• _Written task_
Repeat each of the items below exactly, leaving out the pictures.

• _Records for processing_
┌──
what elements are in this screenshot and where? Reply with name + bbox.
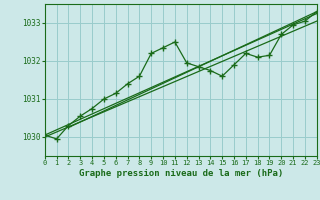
X-axis label: Graphe pression niveau de la mer (hPa): Graphe pression niveau de la mer (hPa) [79, 169, 283, 178]
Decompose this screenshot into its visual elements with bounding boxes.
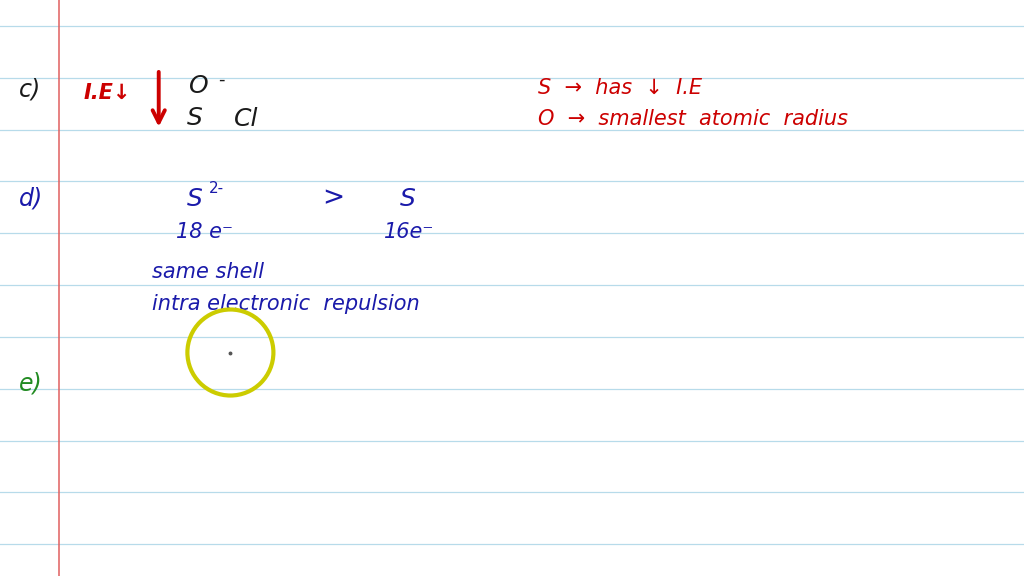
Text: e): e) bbox=[18, 371, 42, 395]
Text: S: S bbox=[186, 187, 203, 211]
Text: 18 e⁻: 18 e⁻ bbox=[176, 222, 233, 241]
Text: S  →  has  ↓  I.E: S → has ↓ I.E bbox=[538, 78, 701, 97]
Text: 16e⁻: 16e⁻ bbox=[384, 222, 434, 241]
Text: 2-: 2- bbox=[209, 181, 224, 196]
Text: same shell: same shell bbox=[152, 262, 263, 282]
Text: d): d) bbox=[18, 187, 43, 211]
Text: I.E↓: I.E↓ bbox=[84, 84, 131, 103]
Text: intra electronic  repulsion: intra electronic repulsion bbox=[152, 294, 419, 314]
Text: >: > bbox=[323, 185, 345, 212]
Text: S: S bbox=[399, 187, 416, 211]
Text: c): c) bbox=[18, 77, 41, 101]
Text: S: S bbox=[186, 106, 203, 130]
Text: O: O bbox=[189, 74, 209, 98]
Text: -: - bbox=[218, 70, 224, 89]
Text: O  →  smallest  atomic  radius: O → smallest atomic radius bbox=[538, 109, 848, 129]
Text: Cl: Cl bbox=[233, 107, 258, 131]
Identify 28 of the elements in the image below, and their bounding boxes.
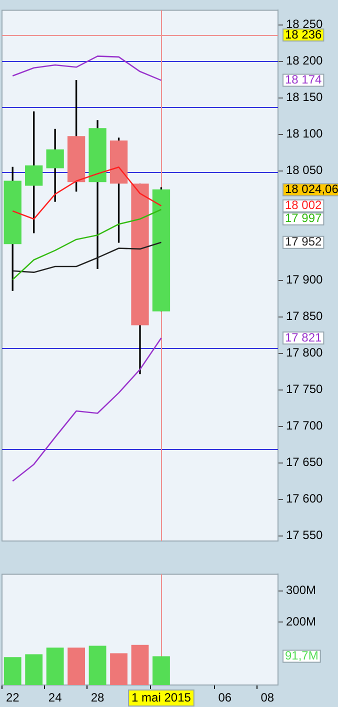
y-tick-label: 18 100 bbox=[286, 126, 324, 141]
ref-line-label: 18 236 bbox=[285, 27, 322, 42]
y-tick-label: 17 550 bbox=[286, 528, 324, 542]
x-tick-label: 28 bbox=[90, 690, 105, 705]
y-tick-label: 18 050 bbox=[286, 163, 324, 178]
text: 17 952 bbox=[285, 234, 322, 249]
text: 91,7M bbox=[285, 648, 318, 663]
text: 17 997 bbox=[285, 211, 322, 226]
y-tick-label: 18 150 bbox=[286, 90, 324, 104]
y-tick-label: 200M bbox=[286, 614, 316, 629]
y-tick-label: 17 700 bbox=[286, 418, 324, 433]
text: 18 002 bbox=[285, 198, 322, 212]
y-tick-label: 17 750 bbox=[286, 382, 324, 396]
y-tick-label: 17 600 bbox=[286, 492, 324, 506]
y-tick-label: 300M bbox=[286, 583, 316, 598]
x-tick-label: 22 bbox=[6, 690, 20, 705]
y-tick-label: 17 800 bbox=[286, 346, 324, 360]
y-tick-label: 17 650 bbox=[286, 455, 324, 470]
text: 18 024,06 bbox=[285, 182, 338, 196]
text: 18 174 bbox=[285, 72, 322, 87]
text: 17 821 bbox=[285, 330, 322, 344]
y-tick-label: 18 200 bbox=[286, 54, 324, 68]
y-tick-label: 17 850 bbox=[286, 309, 324, 324]
x-tick-label: 06 bbox=[218, 690, 232, 705]
x-tick-label: 08 bbox=[260, 690, 274, 705]
y-tick-label: 17 900 bbox=[286, 272, 324, 287]
x-tick-label: 1 mai 2015 bbox=[132, 690, 192, 705]
x-tick-label: 24 bbox=[48, 690, 62, 705]
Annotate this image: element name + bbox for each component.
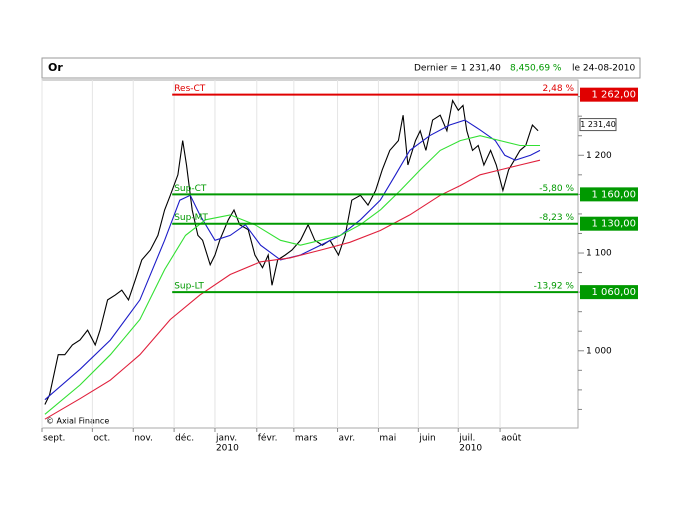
└──
• _Solution to this task_
what elements are in this screenshot and where? Reply with name + bbox.
X-axis label: Graphe pression niveau de la mer (hPa): Graphe pression niveau de la mer (hPa) [79, 169, 283, 178]
Decompose this screenshot into its visual elements with bounding boxes.
Text: e): e) bbox=[18, 371, 42, 395]
Text: S: S bbox=[186, 187, 203, 211]
Text: 18 e⁻: 18 e⁻ bbox=[176, 222, 233, 241]
Text: S  →  has  ↓  I.E: S → has ↓ I.E bbox=[538, 78, 701, 97]
Text: 16e⁻: 16e⁻ bbox=[384, 222, 434, 241]
Text: 2-: 2- bbox=[209, 181, 224, 196]
Text: same shell: same shell bbox=[152, 262, 263, 282]
Text: d): d) bbox=[18, 187, 43, 211]
Text: I.E↓: I.E↓ bbox=[84, 84, 131, 103]
Text: intra electronic  repulsion: intra electronic repulsion bbox=[152, 294, 419, 314]
Text: >: > bbox=[323, 185, 345, 212]
Text: S: S bbox=[399, 187, 416, 211]
Text: c): c) bbox=[18, 77, 41, 101]
Text: S: S bbox=[186, 106, 203, 130]
Text: O: O bbox=[189, 74, 209, 98]
Text: -: - bbox=[218, 70, 224, 89]
Text: O  →  smallest  atomic  radius: O → smallest atomic radius bbox=[538, 109, 848, 129]
Text: Cl: Cl bbox=[233, 107, 258, 131]
Identify 28 of the elements in the image below, and their bounding boxes.
y-tick-label: 18 100 bbox=[286, 126, 324, 141]
ref-line-label: 18 236 bbox=[285, 27, 322, 42]
y-tick-label: 17 550 bbox=[286, 528, 324, 542]
x-tick-label: 28 bbox=[90, 690, 105, 705]
y-tick-label: 18 050 bbox=[286, 163, 324, 178]
text: 17 952 bbox=[285, 234, 322, 249]
text: 91,7M bbox=[285, 648, 318, 663]
text: 17 997 bbox=[285, 211, 322, 226]
y-tick-label: 18 150 bbox=[286, 90, 324, 104]
y-tick-label: 200M bbox=[286, 614, 316, 629]
y-tick-label: 17 700 bbox=[286, 418, 324, 433]
text: 18 002 bbox=[285, 198, 322, 212]
y-tick-label: 17 750 bbox=[286, 382, 324, 396]
y-tick-label: 17 600 bbox=[286, 492, 324, 506]
y-tick-label: 300M bbox=[286, 583, 316, 598]
x-tick-label: 22 bbox=[6, 690, 20, 705]
y-tick-label: 17 800 bbox=[286, 346, 324, 360]
y-tick-label: 17 650 bbox=[286, 455, 324, 470]
text: 18 024,06 bbox=[285, 182, 338, 196]
text: 18 174 bbox=[285, 72, 322, 87]
text: 17 821 bbox=[285, 330, 322, 344]
y-tick-label: 18 200 bbox=[286, 54, 324, 68]
y-tick-label: 17 850 bbox=[286, 309, 324, 324]
x-tick-label: 06 bbox=[218, 690, 232, 705]
x-tick-label: 08 bbox=[260, 690, 274, 705]
y-tick-label: 17 900 bbox=[286, 272, 324, 287]
x-tick-label: 1 mai 2015 bbox=[132, 690, 192, 705]
x-tick-label: 24 bbox=[48, 690, 62, 705]
Annotate this image: element name + bbox for each component.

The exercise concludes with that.